● Set task:
All records should be reproduced verbatim.

● Information supplied:
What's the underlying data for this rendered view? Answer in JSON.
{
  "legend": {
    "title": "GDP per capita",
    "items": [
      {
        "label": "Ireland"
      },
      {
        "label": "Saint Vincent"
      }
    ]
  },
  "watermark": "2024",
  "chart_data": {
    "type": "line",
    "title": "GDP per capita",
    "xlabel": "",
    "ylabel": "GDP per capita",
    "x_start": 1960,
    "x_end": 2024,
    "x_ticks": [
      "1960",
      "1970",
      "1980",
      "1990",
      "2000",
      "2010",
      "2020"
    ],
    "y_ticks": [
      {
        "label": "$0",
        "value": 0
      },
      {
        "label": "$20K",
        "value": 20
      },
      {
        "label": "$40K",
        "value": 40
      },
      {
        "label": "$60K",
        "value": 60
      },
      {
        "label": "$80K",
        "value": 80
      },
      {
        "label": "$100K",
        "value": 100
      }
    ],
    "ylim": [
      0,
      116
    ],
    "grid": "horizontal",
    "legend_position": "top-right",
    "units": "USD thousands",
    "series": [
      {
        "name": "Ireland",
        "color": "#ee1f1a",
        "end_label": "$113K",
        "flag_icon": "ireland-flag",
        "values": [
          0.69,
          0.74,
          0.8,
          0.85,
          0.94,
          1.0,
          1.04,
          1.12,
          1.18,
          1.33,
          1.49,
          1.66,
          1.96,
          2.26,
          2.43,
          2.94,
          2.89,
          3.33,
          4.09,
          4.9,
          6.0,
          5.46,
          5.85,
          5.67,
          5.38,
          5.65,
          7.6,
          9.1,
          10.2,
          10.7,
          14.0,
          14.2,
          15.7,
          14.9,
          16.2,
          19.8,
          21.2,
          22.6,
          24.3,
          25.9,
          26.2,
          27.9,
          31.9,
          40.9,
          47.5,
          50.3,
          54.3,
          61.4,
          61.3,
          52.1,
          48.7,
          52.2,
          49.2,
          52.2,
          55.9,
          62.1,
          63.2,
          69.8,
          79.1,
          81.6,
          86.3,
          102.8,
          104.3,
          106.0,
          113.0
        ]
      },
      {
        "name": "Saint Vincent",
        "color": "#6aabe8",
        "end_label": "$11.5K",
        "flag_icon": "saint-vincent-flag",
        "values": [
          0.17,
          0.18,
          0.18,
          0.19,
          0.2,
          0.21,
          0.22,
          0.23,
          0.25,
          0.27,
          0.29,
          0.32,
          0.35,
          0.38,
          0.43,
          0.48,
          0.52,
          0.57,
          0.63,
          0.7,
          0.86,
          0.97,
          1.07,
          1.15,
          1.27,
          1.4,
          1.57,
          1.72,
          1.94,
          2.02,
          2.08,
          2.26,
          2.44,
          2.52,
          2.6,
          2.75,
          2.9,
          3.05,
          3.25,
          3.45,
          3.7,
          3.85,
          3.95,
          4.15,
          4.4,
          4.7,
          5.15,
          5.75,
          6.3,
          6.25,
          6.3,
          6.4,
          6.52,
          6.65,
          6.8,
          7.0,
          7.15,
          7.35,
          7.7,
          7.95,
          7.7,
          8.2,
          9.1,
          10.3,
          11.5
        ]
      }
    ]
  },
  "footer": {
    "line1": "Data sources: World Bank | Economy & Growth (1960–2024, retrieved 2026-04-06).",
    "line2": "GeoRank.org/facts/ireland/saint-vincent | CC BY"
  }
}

● Solution to the exercise:
What's the underlying data for this rendered view? Answer in JSON.
{
  "legend": {
    "title": "GDP per capita",
    "items": [
      {
        "label": "Ireland"
      },
      {
        "label": "Saint Vincent"
      }
    ]
  },
  "watermark": "2024",
  "chart_data": {
    "type": "line",
    "title": "GDP per capita",
    "xlabel": "",
    "ylabel": "GDP per capita",
    "x_start": 1960,
    "x_end": 2024,
    "x_ticks": [
      "1960",
      "1970",
      "1980",
      "1990",
      "2000",
      "2010",
      "2020"
    ],
    "y_ticks": [
      {
        "label": "$0",
        "value": 0
      },
      {
        "label": "$20K",
        "value": 20
      },
      {
        "label": "$40K",
        "value": 40
      },
      {
        "label": "$60K",
        "value": 60
      },
      {
        "label": "$80K",
        "value": 80
      },
      {
        "label": "$100K",
        "value": 100
      }
    ],
    "ylim": [
      0,
      116
    ],
    "grid": "horizontal",
    "legend_position": "top-right",
    "units": "USD thousands",
    "series": [
      {
        "name": "Ireland",
        "color": "#ee1f1a",
        "end_label": "$113K",
        "flag_icon": "ireland-flag",
        "values": [
          0.69,
          0.74,
          0.8,
          0.85,
          0.94,
          1.0,
          1.04,
          1.12,
          1.18,
          1.33,
          1.49,
          1.66,
          1.96,
          2.26,
          2.43,
          2.94,
          2.89,
          3.33,
          4.09,
          4.9,
          6.0,
          5.46,
          5.85,
          5.67,
          5.38,
          5.65,
          7.6,
          9.1,
          10.2,
          10.7,
          14.0,
          14.2,
          15.7,
          14.9,
          16.2,
          19.8,
          21.2,
          22.6,
          24.3,
          25.9,
          26.2,
          27.9,
          31.9,
          40.9,
          47.5,
          50.3,
          54.3,
          61.4,
          61.3,
          52.1,
          48.7,
          52.2,
          49.2,
          52.2,
          55.9,
          62.1,
          63.2,
          69.8,
          79.1,
          81.6,
          86.3,
          102.8,
          104.3,
          106.0,
          113.0
        ]
      },
      {
        "name": "Saint Vincent",
        "color": "#6aabe8",
        "end_label": "$11.5K",
        "flag_icon": "saint-vincent-flag",
        "values": [
          0.17,
          0.18,
          0.18,
          0.19,
          0.2,
          0.21,
          0.22,
          0.23,
          0.25,
          0.27,
          0.29,
          0.32,
          0.35,
          0.38,
          0.43,
          0.48,
          0.52,
          0.57,
          0.63,
          0.7,
          0.86,
          0.97,
          1.07,
          1.15,
          1.27,
          1.4,
          1.57,
          1.72,
          1.94,
          2.02,
          2.08,
          2.26,
          2.44,
          2.52,
          2.6,
          2.75,
          2.9,
          3.05,
          3.25,
          3.45,
          3.7,
          3.85,
          3.95,
          4.15,
          4.4,
          4.7,
          5.15,
          5.75,
          6.3,
          6.25,
          6.3,
          6.4,
          6.52,
          6.65,
          6.8,
          7.0,
          7.15,
          7.35,
          7.7,
          7.95,
          7.7,
          8.2,
          9.1,
          10.3,
          11.5
        ]
      }
    ]
  },
  "footer": {
    "line1": "Data sources: World Bank | Economy & Growth (1960–2024, retrieved 2026-04-06).",
    "line2": "GeoRank.org/facts/ireland/saint-vincent | CC BY"
  }
}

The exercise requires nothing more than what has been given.